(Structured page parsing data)
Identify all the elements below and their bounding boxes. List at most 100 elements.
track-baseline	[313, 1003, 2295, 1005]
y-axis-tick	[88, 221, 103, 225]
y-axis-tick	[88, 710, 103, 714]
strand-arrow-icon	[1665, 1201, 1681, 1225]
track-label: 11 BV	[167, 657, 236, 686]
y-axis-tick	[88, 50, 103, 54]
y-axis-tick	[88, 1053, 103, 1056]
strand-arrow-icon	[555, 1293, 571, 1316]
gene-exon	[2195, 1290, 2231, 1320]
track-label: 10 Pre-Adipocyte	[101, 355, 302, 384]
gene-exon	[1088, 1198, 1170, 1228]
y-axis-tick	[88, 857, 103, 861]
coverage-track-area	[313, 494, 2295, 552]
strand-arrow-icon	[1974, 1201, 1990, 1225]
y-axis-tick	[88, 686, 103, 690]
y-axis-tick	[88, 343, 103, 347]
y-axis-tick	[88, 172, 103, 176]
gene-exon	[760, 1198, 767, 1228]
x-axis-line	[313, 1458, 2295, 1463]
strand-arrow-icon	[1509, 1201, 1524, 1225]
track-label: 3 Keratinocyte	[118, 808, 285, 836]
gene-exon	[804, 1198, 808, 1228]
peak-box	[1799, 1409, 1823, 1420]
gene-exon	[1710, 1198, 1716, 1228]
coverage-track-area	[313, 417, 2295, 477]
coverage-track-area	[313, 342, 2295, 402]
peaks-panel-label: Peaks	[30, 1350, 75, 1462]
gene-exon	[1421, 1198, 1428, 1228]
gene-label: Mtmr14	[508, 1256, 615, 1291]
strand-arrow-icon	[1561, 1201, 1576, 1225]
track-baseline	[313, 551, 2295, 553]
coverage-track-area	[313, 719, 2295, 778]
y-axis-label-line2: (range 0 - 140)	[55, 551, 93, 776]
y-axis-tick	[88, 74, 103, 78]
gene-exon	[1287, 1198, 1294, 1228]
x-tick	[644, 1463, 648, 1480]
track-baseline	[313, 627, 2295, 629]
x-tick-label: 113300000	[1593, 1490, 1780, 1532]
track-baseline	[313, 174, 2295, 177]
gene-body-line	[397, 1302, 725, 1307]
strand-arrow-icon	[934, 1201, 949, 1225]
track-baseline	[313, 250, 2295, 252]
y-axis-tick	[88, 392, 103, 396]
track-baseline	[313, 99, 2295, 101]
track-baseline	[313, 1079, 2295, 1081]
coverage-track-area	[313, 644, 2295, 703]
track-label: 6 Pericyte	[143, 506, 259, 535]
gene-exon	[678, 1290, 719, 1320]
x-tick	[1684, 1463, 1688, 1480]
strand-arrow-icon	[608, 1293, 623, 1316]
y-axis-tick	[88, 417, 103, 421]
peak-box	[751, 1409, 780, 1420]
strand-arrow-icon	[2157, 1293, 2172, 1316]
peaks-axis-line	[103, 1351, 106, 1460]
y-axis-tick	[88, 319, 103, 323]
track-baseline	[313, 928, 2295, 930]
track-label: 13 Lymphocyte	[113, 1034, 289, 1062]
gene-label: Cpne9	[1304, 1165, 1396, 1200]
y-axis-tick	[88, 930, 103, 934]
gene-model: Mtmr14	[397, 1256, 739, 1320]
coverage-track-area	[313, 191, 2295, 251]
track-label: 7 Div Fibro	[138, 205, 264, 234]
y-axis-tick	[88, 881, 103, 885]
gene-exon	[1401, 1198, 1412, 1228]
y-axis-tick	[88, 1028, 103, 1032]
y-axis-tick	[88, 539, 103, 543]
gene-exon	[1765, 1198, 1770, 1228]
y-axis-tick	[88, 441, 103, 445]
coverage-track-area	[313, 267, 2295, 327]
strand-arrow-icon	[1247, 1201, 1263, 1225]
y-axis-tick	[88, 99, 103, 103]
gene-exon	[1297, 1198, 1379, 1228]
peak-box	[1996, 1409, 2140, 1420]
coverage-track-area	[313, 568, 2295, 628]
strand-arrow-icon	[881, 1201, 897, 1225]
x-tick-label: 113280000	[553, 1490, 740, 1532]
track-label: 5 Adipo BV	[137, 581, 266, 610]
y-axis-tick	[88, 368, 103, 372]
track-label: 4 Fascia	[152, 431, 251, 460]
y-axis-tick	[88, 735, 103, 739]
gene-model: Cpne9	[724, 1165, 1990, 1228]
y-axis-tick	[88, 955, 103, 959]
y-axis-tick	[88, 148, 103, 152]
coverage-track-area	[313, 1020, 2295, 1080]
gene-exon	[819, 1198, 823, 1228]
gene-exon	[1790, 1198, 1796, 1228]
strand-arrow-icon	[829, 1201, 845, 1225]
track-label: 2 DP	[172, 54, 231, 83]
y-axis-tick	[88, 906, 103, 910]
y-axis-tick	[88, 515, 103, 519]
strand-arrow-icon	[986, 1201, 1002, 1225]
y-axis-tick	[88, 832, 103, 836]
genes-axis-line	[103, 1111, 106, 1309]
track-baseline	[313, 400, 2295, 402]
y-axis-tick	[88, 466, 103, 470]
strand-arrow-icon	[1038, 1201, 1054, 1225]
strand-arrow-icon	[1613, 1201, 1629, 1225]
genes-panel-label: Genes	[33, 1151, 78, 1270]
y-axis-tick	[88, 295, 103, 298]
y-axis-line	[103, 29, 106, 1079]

Brief: Nothing in the records above may differ in your copy; retype them in full.

Solution:
Identify all the elements below and their bounding boxes. List at most 100 elements.
track-baseline	[313, 1003, 2295, 1005]
y-axis-tick	[88, 221, 103, 225]
y-axis-tick	[88, 710, 103, 714]
strand-arrow-icon	[1665, 1201, 1681, 1225]
track-label: 11 BV	[167, 657, 236, 686]
y-axis-tick	[88, 50, 103, 54]
y-axis-tick	[88, 1053, 103, 1056]
strand-arrow-icon	[555, 1293, 571, 1316]
gene-exon	[2195, 1290, 2231, 1320]
track-label: 10 Pre-Adipocyte	[101, 355, 302, 384]
gene-exon	[1088, 1198, 1170, 1228]
y-axis-tick	[88, 857, 103, 861]
coverage-track-area	[313, 494, 2295, 552]
strand-arrow-icon	[1974, 1201, 1990, 1225]
y-axis-tick	[88, 686, 103, 690]
y-axis-tick	[88, 343, 103, 347]
y-axis-tick	[88, 172, 103, 176]
gene-exon	[760, 1198, 767, 1228]
x-axis-line	[313, 1458, 2295, 1463]
strand-arrow-icon	[1509, 1201, 1524, 1225]
track-label: 3 Keratinocyte	[118, 808, 285, 836]
gene-exon	[804, 1198, 808, 1228]
peak-box	[1799, 1409, 1823, 1420]
gene-exon	[1710, 1198, 1716, 1228]
coverage-track-area	[313, 417, 2295, 477]
coverage-track-area	[313, 342, 2295, 402]
peaks-panel-label: Peaks	[30, 1350, 75, 1462]
gene-exon	[1421, 1198, 1428, 1228]
gene-label: Mtmr14	[508, 1256, 615, 1291]
strand-arrow-icon	[1561, 1201, 1576, 1225]
track-baseline	[313, 551, 2295, 553]
coverage-track-area	[313, 719, 2295, 778]
y-axis-label-line2: (range 0 - 140)	[55, 551, 93, 776]
y-axis-tick	[88, 74, 103, 78]
gene-exon	[1287, 1198, 1294, 1228]
x-tick	[644, 1463, 648, 1480]
track-baseline	[313, 627, 2295, 629]
x-tick-label: 113300000	[1593, 1490, 1780, 1532]
track-baseline	[313, 174, 2295, 177]
gene-body-line	[397, 1302, 725, 1307]
strand-arrow-icon	[934, 1201, 949, 1225]
track-baseline	[313, 250, 2295, 252]
y-axis-tick	[88, 392, 103, 396]
track-baseline	[313, 99, 2295, 101]
track-baseline	[313, 1079, 2295, 1081]
coverage-track-area	[313, 644, 2295, 703]
track-label: 6 Pericyte	[143, 506, 259, 535]
gene-exon	[678, 1290, 719, 1320]
x-tick	[1684, 1463, 1688, 1480]
strand-arrow-icon	[608, 1293, 623, 1316]
y-axis-tick	[88, 417, 103, 421]
peak-box	[751, 1409, 780, 1420]
strand-arrow-icon	[2157, 1293, 2172, 1316]
peaks-axis-line	[103, 1351, 106, 1460]
y-axis-tick	[88, 319, 103, 323]
track-baseline	[313, 928, 2295, 930]
track-label: 13 Lymphocyte	[113, 1034, 289, 1062]
gene-label: Cpne9	[1304, 1165, 1396, 1200]
y-axis-tick	[88, 930, 103, 934]
gene-model: Mtmr14	[397, 1256, 739, 1320]
coverage-track-area	[313, 191, 2295, 251]
track-label: 7 Div Fibro	[138, 205, 264, 234]
y-axis-tick	[88, 881, 103, 885]
gene-exon	[1401, 1198, 1412, 1228]
y-axis-tick	[88, 1028, 103, 1032]
y-axis-tick	[88, 539, 103, 543]
gene-exon	[1765, 1198, 1770, 1228]
y-axis-tick	[88, 441, 103, 445]
coverage-track-area	[313, 267, 2295, 327]
strand-arrow-icon	[1247, 1201, 1263, 1225]
y-axis-tick	[88, 99, 103, 103]
gene-exon	[1297, 1198, 1379, 1228]
peak-box	[1996, 1409, 2140, 1420]
coverage-track-area	[313, 568, 2295, 628]
strand-arrow-icon	[881, 1201, 897, 1225]
x-tick-label: 113280000	[553, 1490, 740, 1532]
track-label: 5 Adipo BV	[137, 581, 266, 610]
y-axis-tick	[88, 368, 103, 372]
track-label: 4 Fascia	[152, 431, 251, 460]
y-axis-tick	[88, 735, 103, 739]
gene-model: Cpne9	[724, 1165, 1990, 1228]
y-axis-tick	[88, 955, 103, 959]
y-axis-tick	[88, 148, 103, 152]
coverage-track-area	[313, 1020, 2295, 1080]
gene-exon	[819, 1198, 823, 1228]
gene-exon	[1790, 1198, 1796, 1228]
strand-arrow-icon	[829, 1201, 845, 1225]
track-label: 2 DP	[172, 54, 231, 83]
y-axis-tick	[88, 906, 103, 910]
y-axis-tick	[88, 515, 103, 519]
strand-arrow-icon	[986, 1201, 1002, 1225]
y-axis-tick	[88, 832, 103, 836]
genes-axis-line	[103, 1111, 106, 1309]
track-baseline	[313, 400, 2295, 402]
y-axis-tick	[88, 466, 103, 470]
strand-arrow-icon	[1038, 1201, 1054, 1225]
strand-arrow-icon	[1613, 1201, 1629, 1225]
genes-panel-label: Genes	[33, 1151, 78, 1270]
y-axis-tick	[88, 295, 103, 298]
y-axis-line	[103, 29, 106, 1079]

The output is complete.